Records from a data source
##########
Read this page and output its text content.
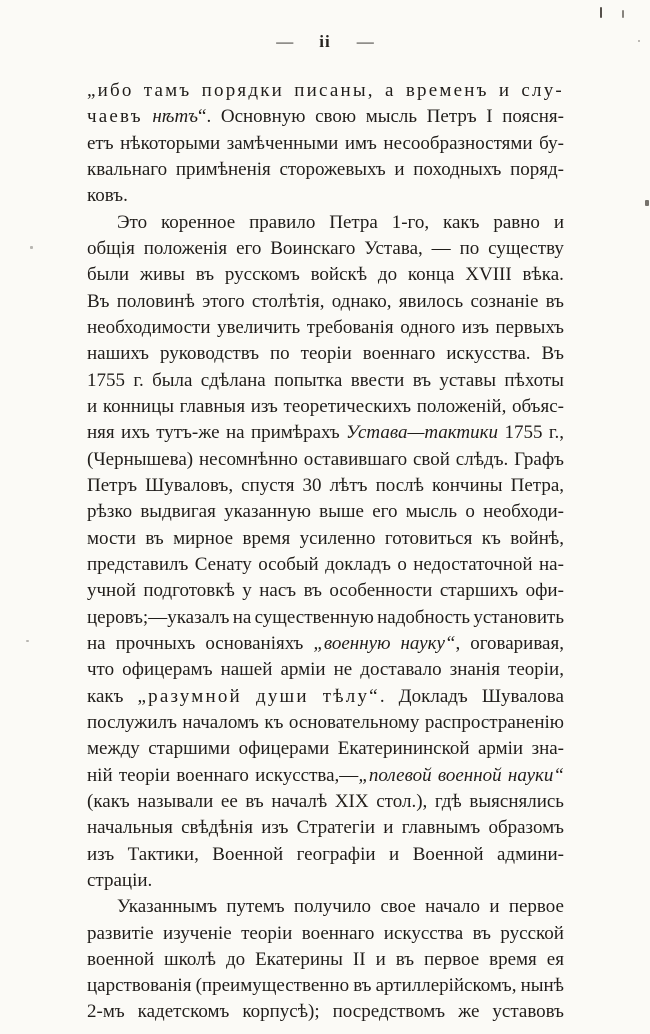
— ii —
„ибо тамъ порядки писаны, а временъ и слу-
чаевъ нѣтъ“. Основную свою мысль Петръ I поясня-
етъ нѣкоторыми замѣченными имъ несообразностями бу-
квальнаго примѣненія сторожевыхъ и походныхъ поряд-
ковъ.
Это коренное правило Петра 1-го, какъ равно и
общія положенія его Воинскаго Устава, — по существу
были живы въ русскомъ войскѣ до конца XVIII вѣка.
Въ половинѣ этого столѣтія, однако, явилось сознаніе въ
необходимости увеличить требованія одного изъ первыхъ
нашихъ руководствъ по теоріи военнаго искусства. Въ
1755 г. была сдѣлана попытка ввести въ уставы пѣхоты
и конницы главныя изъ теоретическихъ положеній, объяс-
няя ихъ тутъ-же на примѣрахъ Устава—тактики 1755 г.,
(Чернышева) несомнѣнно оставившаго свой слѣдъ. Графъ
Петръ Шуваловъ, спустя 30 лѣтъ послѣ кончины Петра,
рѣзко выдвигая указанную выше его мысль о необходи-
мости въ мирное время усиленно готовиться къ войнѣ,
представилъ Сенату особый докладъ о недостаточной на-
учной подготовкѣ у насъ въ особенности старшихъ офи-
церовъ;—указалъ на существенную надобность установить
на прочныхъ основаніяхъ „военную науку“, оговаривая,
что офицерамъ нашей арміи не доставало знанія теоріи,
какъ „разумной души тѣлу“. Докладъ Шувалова
послужилъ началомъ къ основательному распространенію
между старшими офицерами Екатерининской арміи зна-
ній теоріи военнаго искусства,—„полевой военной науки“
(какъ называли ее въ началѣ XIX стол.), гдѣ выяснялись
начальныя свѣдѣнія изъ Стратегіи и главнымъ образомъ
изъ Тактики, Военной географіи и Военной админи-
страціи.
Указаннымъ путемъ получило свое начало и первое
развитіе изученіе теоріи военнаго искусства въ русской
военной школѣ до Екатерины II и въ первое время ея
царствованія (преимущественно въ артиллерійскомъ, нынѣ
2-мъ кадетскомъ корпусѣ); посредствомъ же уставовъ
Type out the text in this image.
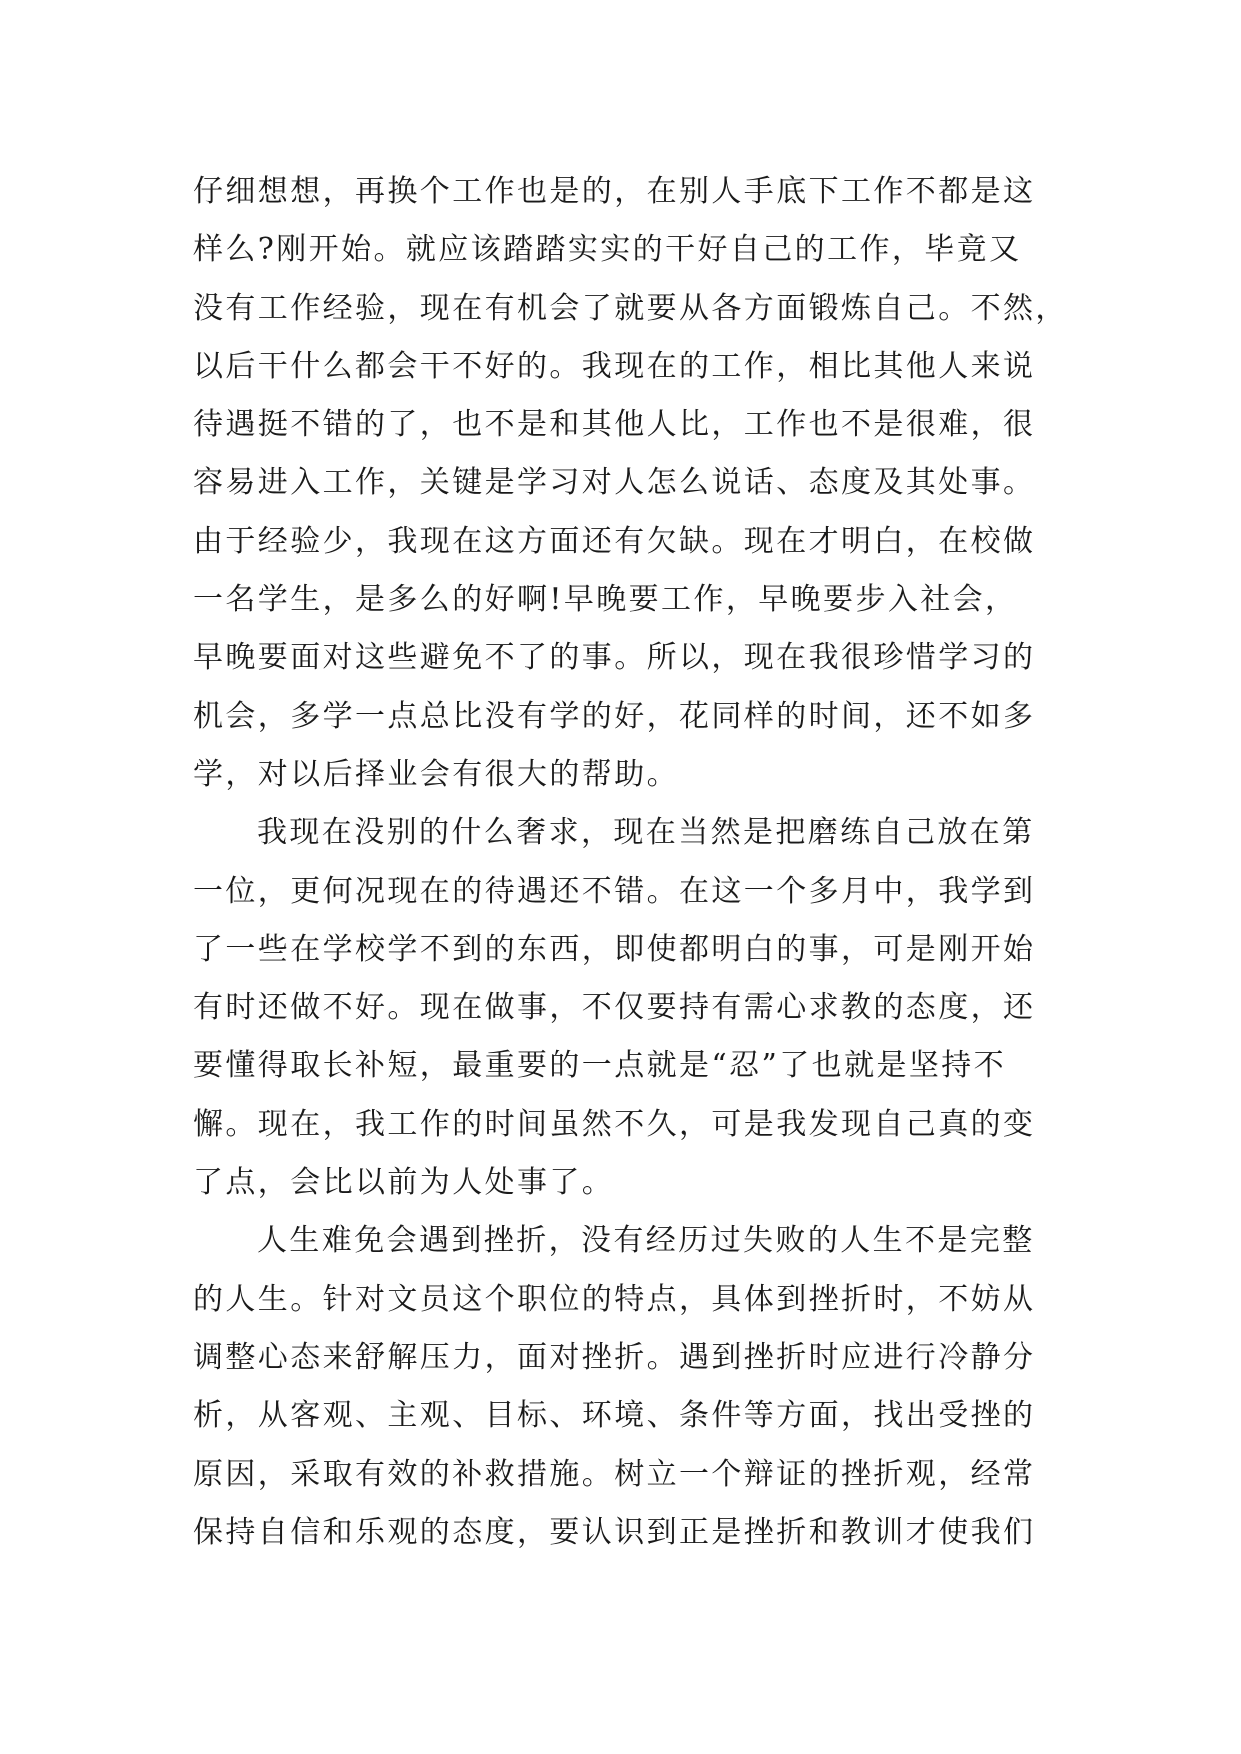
仔细想想，再换个工作也是的，在别人手底下工作不都是这
样么?刚开始。就应该踏踏实实的干好自己的工作，毕竟又
没有工作经验，现在有机会了就要从各方面锻炼自己。不然，
以后干什么都会干不好的。我现在的工作，相比其他人来说
待遇挺不错的了，也不是和其他人比，工作也不是很难，很
容易进入工作，关键是学习对人怎么说话、态度及其处事。
由于经验少，我现在这方面还有欠缺。现在才明白，在校做
一名学生，是多么的好啊!早晚要工作，早晚要步入社会，
早晚要面对这些避免不了的事。所以，现在我很珍惜学习的
机会，多学一点总比没有学的好，花同样的时间，还不如多
学，对以后择业会有很大的帮助。
我现在没别的什么奢求，现在当然是把磨练自己放在第
一位，更何况现在的待遇还不错。在这一个多月中，我学到
了一些在学校学不到的东西，即使都明白的事，可是刚开始
有时还做不好。现在做事，不仅要持有需心求教的态度，还
要懂得取长补短，最重要的一点就是“忍”了也就是坚持不
懈。现在，我工作的时间虽然不久，可是我发现自己真的变
了点，会比以前为人处事了。
人生难免会遇到挫折，没有经历过失败的人生不是完整
的人生。针对文员这个职位的特点，具体到挫折时，不妨从
调整心态来舒解压力，面对挫折。遇到挫折时应进行冷静分
析，从客观、主观、目标、环境、条件等方面，找出受挫的
原因，采取有效的补救措施。树立一个辩证的挫折观，经常
保持自信和乐观的态度，要认识到正是挫折和教训才使我们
##########
> [WORK INSTRUCTIONS] Reproduce word for word the lines running from the line with "Type out the text in this image." through the end of the data, both included, and nothing else; leave out the pictures.

> [RESULT OF THIS EXERCISE]
Type out the text in this image.
仔细想想，再换个工作也是的，在别人手底下工作不都是这
样么?刚开始。就应该踏踏实实的干好自己的工作，毕竟又
没有工作经验，现在有机会了就要从各方面锻炼自己。不然，
以后干什么都会干不好的。我现在的工作，相比其他人来说
待遇挺不错的了，也不是和其他人比，工作也不是很难，很
容易进入工作，关键是学习对人怎么说话、态度及其处事。
由于经验少，我现在这方面还有欠缺。现在才明白，在校做
一名学生，是多么的好啊!早晚要工作，早晚要步入社会，
早晚要面对这些避免不了的事。所以，现在我很珍惜学习的
机会，多学一点总比没有学的好，花同样的时间，还不如多
学，对以后择业会有很大的帮助。
我现在没别的什么奢求，现在当然是把磨练自己放在第
一位，更何况现在的待遇还不错。在这一个多月中，我学到
了一些在学校学不到的东西，即使都明白的事，可是刚开始
有时还做不好。现在做事，不仅要持有需心求教的态度，还
要懂得取长补短，最重要的一点就是“忍”了也就是坚持不
懈。现在，我工作的时间虽然不久，可是我发现自己真的变
了点，会比以前为人处事了。
人生难免会遇到挫折，没有经历过失败的人生不是完整
的人生。针对文员这个职位的特点，具体到挫折时，不妨从
调整心态来舒解压力，面对挫折。遇到挫折时应进行冷静分
析，从客观、主观、目标、环境、条件等方面，找出受挫的
原因，采取有效的补救措施。树立一个辩证的挫折观，经常
保持自信和乐观的态度，要认识到正是挫折和教训才使我们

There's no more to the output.